* [DIRECTIONS]:
Copy each line below without leaving any out.

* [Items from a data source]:

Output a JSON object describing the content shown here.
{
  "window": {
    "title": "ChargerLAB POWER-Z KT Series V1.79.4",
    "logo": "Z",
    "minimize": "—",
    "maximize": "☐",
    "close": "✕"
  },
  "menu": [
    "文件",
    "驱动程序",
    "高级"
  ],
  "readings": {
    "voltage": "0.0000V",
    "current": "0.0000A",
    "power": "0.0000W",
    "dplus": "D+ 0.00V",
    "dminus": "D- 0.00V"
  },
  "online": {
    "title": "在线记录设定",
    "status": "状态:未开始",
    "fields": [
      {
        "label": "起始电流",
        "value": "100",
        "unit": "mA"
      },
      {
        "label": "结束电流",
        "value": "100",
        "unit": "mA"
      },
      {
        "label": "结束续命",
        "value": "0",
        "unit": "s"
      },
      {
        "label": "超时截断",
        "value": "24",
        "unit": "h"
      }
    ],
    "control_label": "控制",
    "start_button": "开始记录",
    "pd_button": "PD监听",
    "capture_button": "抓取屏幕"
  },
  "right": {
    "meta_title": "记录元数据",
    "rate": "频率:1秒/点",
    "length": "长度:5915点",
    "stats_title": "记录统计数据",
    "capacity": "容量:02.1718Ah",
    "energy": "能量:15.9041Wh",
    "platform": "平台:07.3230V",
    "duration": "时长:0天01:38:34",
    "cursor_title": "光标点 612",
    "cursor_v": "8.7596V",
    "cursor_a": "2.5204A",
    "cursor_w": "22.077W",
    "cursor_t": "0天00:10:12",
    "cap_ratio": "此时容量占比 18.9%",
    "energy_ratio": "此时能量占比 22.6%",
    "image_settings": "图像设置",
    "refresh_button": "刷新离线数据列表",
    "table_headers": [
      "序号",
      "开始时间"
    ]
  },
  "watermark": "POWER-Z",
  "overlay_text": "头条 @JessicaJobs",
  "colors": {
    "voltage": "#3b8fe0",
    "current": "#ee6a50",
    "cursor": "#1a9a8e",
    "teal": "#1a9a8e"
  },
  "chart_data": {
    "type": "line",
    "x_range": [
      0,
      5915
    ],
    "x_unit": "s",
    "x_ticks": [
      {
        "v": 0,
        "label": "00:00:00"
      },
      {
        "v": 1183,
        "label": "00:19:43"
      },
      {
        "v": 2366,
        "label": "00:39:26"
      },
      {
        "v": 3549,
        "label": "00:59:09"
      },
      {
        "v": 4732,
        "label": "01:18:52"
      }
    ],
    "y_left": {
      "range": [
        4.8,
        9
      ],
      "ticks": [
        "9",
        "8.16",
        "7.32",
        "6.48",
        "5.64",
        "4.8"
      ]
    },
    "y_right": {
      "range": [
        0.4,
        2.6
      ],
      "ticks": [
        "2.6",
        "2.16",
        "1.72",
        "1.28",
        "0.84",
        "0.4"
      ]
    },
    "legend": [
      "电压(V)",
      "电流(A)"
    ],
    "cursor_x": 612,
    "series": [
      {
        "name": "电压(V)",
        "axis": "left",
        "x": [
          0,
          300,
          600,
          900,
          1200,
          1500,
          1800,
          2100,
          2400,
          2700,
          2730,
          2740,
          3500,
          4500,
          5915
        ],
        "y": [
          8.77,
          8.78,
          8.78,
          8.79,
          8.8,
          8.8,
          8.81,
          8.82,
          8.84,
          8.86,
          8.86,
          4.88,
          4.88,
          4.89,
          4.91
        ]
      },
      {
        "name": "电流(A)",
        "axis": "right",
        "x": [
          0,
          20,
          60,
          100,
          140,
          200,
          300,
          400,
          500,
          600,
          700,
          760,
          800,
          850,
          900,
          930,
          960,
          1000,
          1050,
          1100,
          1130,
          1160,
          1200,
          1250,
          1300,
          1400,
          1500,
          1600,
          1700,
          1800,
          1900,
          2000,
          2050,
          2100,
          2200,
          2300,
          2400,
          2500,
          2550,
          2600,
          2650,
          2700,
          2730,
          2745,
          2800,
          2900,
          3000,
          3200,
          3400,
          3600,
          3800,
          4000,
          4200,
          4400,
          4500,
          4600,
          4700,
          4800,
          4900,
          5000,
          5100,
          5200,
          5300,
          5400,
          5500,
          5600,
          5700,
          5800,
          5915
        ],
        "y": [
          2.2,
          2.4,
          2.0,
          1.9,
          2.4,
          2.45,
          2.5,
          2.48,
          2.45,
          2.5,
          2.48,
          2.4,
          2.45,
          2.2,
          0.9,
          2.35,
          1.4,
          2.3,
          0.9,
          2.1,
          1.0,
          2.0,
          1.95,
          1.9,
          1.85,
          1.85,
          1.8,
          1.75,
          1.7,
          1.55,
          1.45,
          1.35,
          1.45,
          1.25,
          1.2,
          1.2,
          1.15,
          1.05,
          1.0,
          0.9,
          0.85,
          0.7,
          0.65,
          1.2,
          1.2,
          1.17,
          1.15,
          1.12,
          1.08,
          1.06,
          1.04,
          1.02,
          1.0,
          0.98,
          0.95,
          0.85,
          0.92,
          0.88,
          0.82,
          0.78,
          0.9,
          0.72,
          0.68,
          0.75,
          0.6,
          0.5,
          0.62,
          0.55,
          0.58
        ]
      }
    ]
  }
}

* [COMPLETED EXERCISE]:
Output a JSON object describing the content shown here.
{
  "window": {
    "title": "ChargerLAB POWER-Z KT Series V1.79.4",
    "logo": "Z",
    "minimize": "—",
    "maximize": "☐",
    "close": "✕"
  },
  "menu": [
    "文件",
    "驱动程序",
    "高级"
  ],
  "readings": {
    "voltage": "0.0000V",
    "current": "0.0000A",
    "power": "0.0000W",
    "dplus": "D+ 0.00V",
    "dminus": "D- 0.00V"
  },
  "online": {
    "title": "在线记录设定",
    "status": "状态:未开始",
    "fields": [
      {
        "label": "起始电流",
        "value": "100",
        "unit": "mA"
      },
      {
        "label": "结束电流",
        "value": "100",
        "unit": "mA"
      },
      {
        "label": "结束续命",
        "value": "0",
        "unit": "s"
      },
      {
        "label": "超时截断",
        "value": "24",
        "unit": "h"
      }
    ],
    "control_label": "控制",
    "start_button": "开始记录",
    "pd_button": "PD监听",
    "capture_button": "抓取屏幕"
  },
  "right": {
    "meta_title": "记录元数据",
    "rate": "频率:1秒/点",
    "length": "长度:5915点",
    "stats_title": "记录统计数据",
    "capacity": "容量:02.1718Ah",
    "energy": "能量:15.9041Wh",
    "platform": "平台:07.3230V",
    "duration": "时长:0天01:38:34",
    "cursor_title": "光标点 612",
    "cursor_v": "8.7596V",
    "cursor_a": "2.5204A",
    "cursor_w": "22.077W",
    "cursor_t": "0天00:10:12",
    "cap_ratio": "此时容量占比 18.9%",
    "energy_ratio": "此时能量占比 22.6%",
    "image_settings": "图像设置",
    "refresh_button": "刷新离线数据列表",
    "table_headers": [
      "序号",
      "开始时间"
    ]
  },
  "watermark": "POWER-Z",
  "overlay_text": "头条 @JessicaJobs",
  "colors": {
    "voltage": "#3b8fe0",
    "current": "#ee6a50",
    "cursor": "#1a9a8e",
    "teal": "#1a9a8e"
  },
  "chart_data": {
    "type": "line",
    "x_range": [
      0,
      5915
    ],
    "x_unit": "s",
    "x_ticks": [
      {
        "v": 0,
        "label": "00:00:00"
      },
      {
        "v": 1183,
        "label": "00:19:43"
      },
      {
        "v": 2366,
        "label": "00:39:26"
      },
      {
        "v": 3549,
        "label": "00:59:09"
      },
      {
        "v": 4732,
        "label": "01:18:52"
      }
    ],
    "y_left": {
      "range": [
        4.8,
        9
      ],
      "ticks": [
        "9",
        "8.16",
        "7.32",
        "6.48",
        "5.64",
        "4.8"
      ]
    },
    "y_right": {
      "range": [
        0.4,
        2.6
      ],
      "ticks": [
        "2.6",
        "2.16",
        "1.72",
        "1.28",
        "0.84",
        "0.4"
      ]
    },
    "legend": [
      "电压(V)",
      "电流(A)"
    ],
    "cursor_x": 612,
    "series": [
      {
        "name": "电压(V)",
        "axis": "left",
        "x": [
          0,
          300,
          600,
          900,
          1200,
          1500,
          1800,
          2100,
          2400,
          2700,
          2730,
          2740,
          3500,
          4500,
          5915
        ],
        "y": [
          8.77,
          8.78,
          8.78,
          8.79,
          8.8,
          8.8,
          8.81,
          8.82,
          8.84,
          8.86,
          8.86,
          4.88,
          4.88,
          4.89,
          4.91
        ]
      },
      {
        "name": "电流(A)",
        "axis": "right",
        "x": [
          0,
          20,
          60,
          100,
          140,
          200,
          300,
          400,
          500,
          600,
          700,
          760,
          800,
          850,
          900,
          930,
          960,
          1000,
          1050,
          1100,
          1130,
          1160,
          1200,
          1250,
          1300,
          1400,
          1500,
          1600,
          1700,
          1800,
          1900,
          2000,
          2050,
          2100,
          2200,
          2300,
          2400,
          2500,
          2550,
          2600,
          2650,
          2700,
          2730,
          2745,
          2800,
          2900,
          3000,
          3200,
          3400,
          3600,
          3800,
          4000,
          4200,
          4400,
          4500,
          4600,
          4700,
          4800,
          4900,
          5000,
          5100,
          5200,
          5300,
          5400,
          5500,
          5600,
          5700,
          5800,
          5915
        ],
        "y": [
          2.2,
          2.4,
          2.0,
          1.9,
          2.4,
          2.45,
          2.5,
          2.48,
          2.45,
          2.5,
          2.48,
          2.4,
          2.45,
          2.2,
          0.9,
          2.35,
          1.4,
          2.3,
          0.9,
          2.1,
          1.0,
          2.0,
          1.95,
          1.9,
          1.85,
          1.85,
          1.8,
          1.75,
          1.7,
          1.55,
          1.45,
          1.35,
          1.45,
          1.25,
          1.2,
          1.2,
          1.15,
          1.05,
          1.0,
          0.9,
          0.85,
          0.7,
          0.65,
          1.2,
          1.2,
          1.17,
          1.15,
          1.12,
          1.08,
          1.06,
          1.04,
          1.02,
          1.0,
          0.98,
          0.95,
          0.85,
          0.92,
          0.88,
          0.82,
          0.78,
          0.9,
          0.72,
          0.68,
          0.75,
          0.6,
          0.5,
          0.62,
          0.55,
          0.58
        ]
      }
    ]
  }
}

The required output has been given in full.